TASK BRIEF: Go through the data below and gather each line containing "productivity".

====== INPUT ROWS ======

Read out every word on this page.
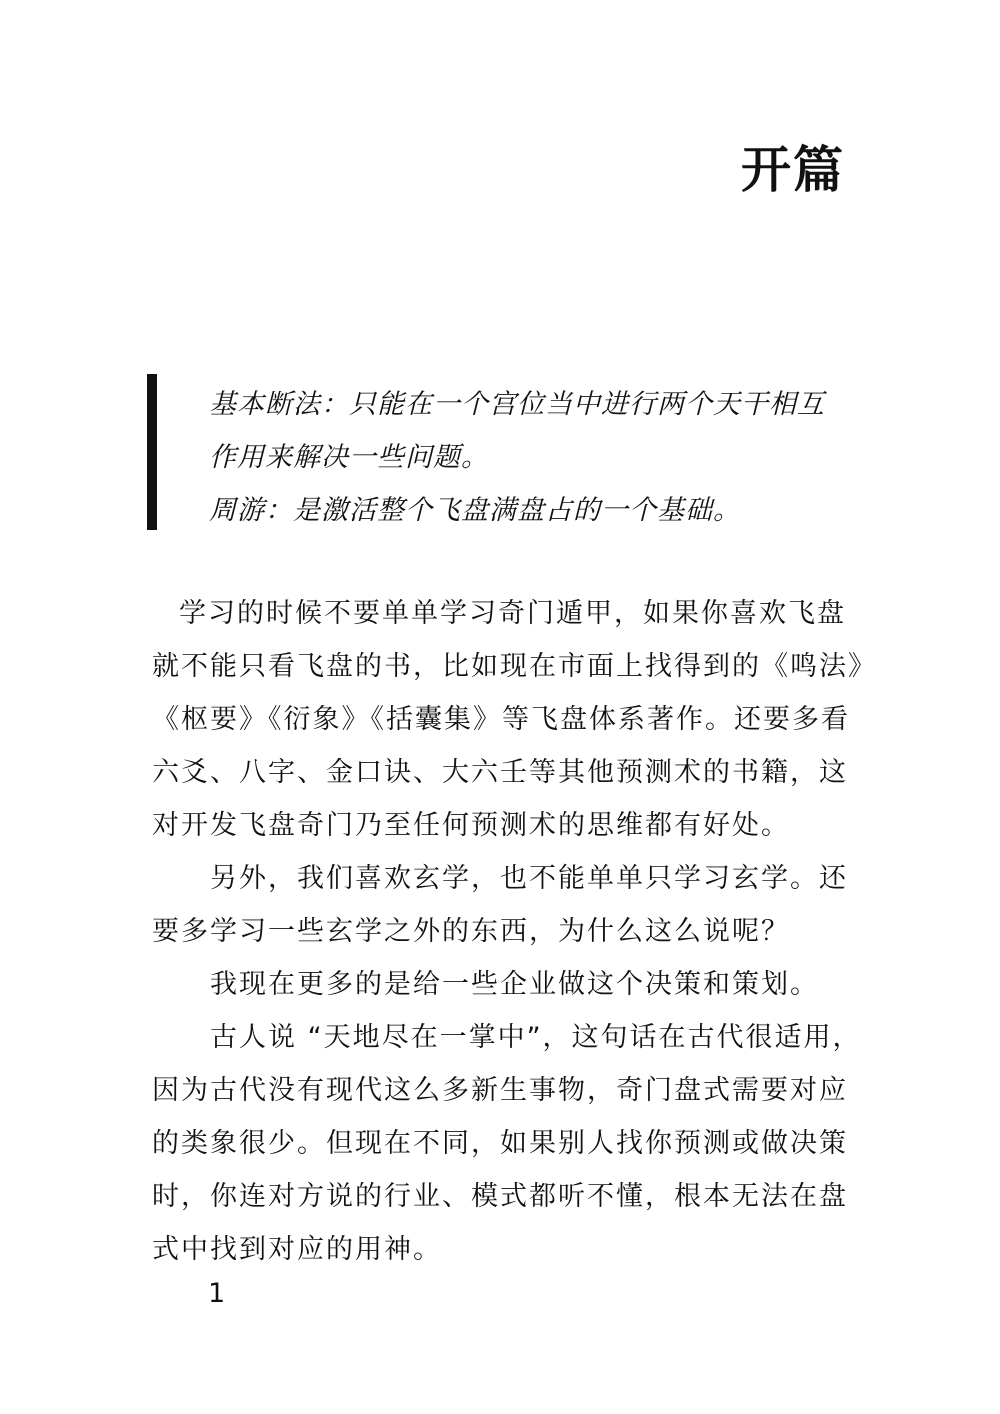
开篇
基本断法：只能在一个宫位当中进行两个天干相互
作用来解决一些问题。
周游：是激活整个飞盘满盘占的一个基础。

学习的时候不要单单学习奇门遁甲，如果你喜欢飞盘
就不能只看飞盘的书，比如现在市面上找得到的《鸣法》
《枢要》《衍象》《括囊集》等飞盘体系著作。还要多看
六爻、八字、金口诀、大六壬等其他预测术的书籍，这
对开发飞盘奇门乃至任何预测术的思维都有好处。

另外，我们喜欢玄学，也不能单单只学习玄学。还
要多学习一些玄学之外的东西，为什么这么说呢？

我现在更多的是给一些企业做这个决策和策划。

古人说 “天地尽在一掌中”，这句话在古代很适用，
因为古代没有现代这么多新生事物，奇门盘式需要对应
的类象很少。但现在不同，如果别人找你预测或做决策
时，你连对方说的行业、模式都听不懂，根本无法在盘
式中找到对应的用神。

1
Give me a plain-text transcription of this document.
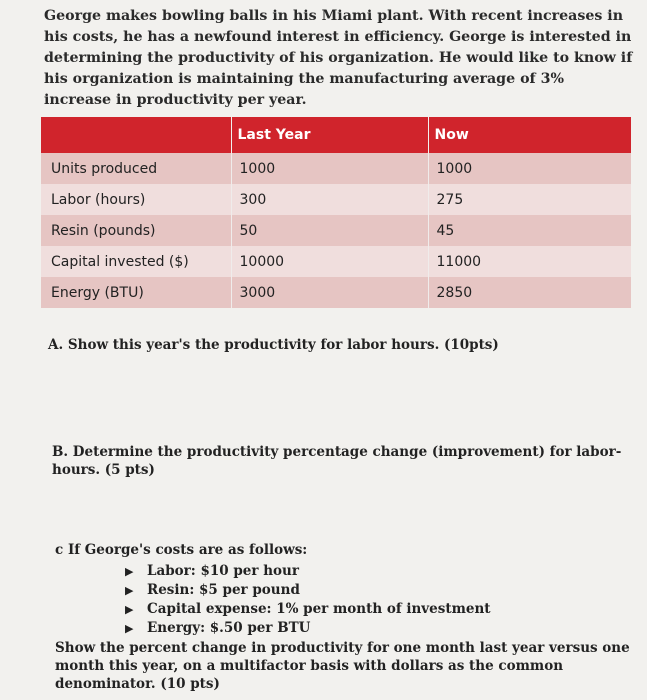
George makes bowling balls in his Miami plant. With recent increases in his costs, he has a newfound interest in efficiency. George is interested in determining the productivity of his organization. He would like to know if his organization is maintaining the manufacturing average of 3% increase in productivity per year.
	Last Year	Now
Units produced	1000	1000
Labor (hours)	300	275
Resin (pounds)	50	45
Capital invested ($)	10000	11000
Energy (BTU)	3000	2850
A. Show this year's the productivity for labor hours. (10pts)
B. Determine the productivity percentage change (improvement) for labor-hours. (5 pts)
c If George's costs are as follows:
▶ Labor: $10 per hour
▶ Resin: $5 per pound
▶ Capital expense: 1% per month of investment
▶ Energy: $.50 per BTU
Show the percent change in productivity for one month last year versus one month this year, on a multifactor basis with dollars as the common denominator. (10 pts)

======

EXERCISE ANSWER:
George makes bowling balls in his Miami plant. With recent increases in his costs, he has a newfound interest in efficiency. George is interested in determining the productivity of his organization. He would like to know if his organization is maintaining the manufacturing average of 3% increase in productivity per year.
A. Show this year's the productivity for labor hours. (10pts)
B. Determine the productivity percentage change (improvement) for labor-hours. (5 pts)
Show the percent change in productivity for one month last year versus one month this year, on a multifactor basis with dollars as the common denominator. (10 pts)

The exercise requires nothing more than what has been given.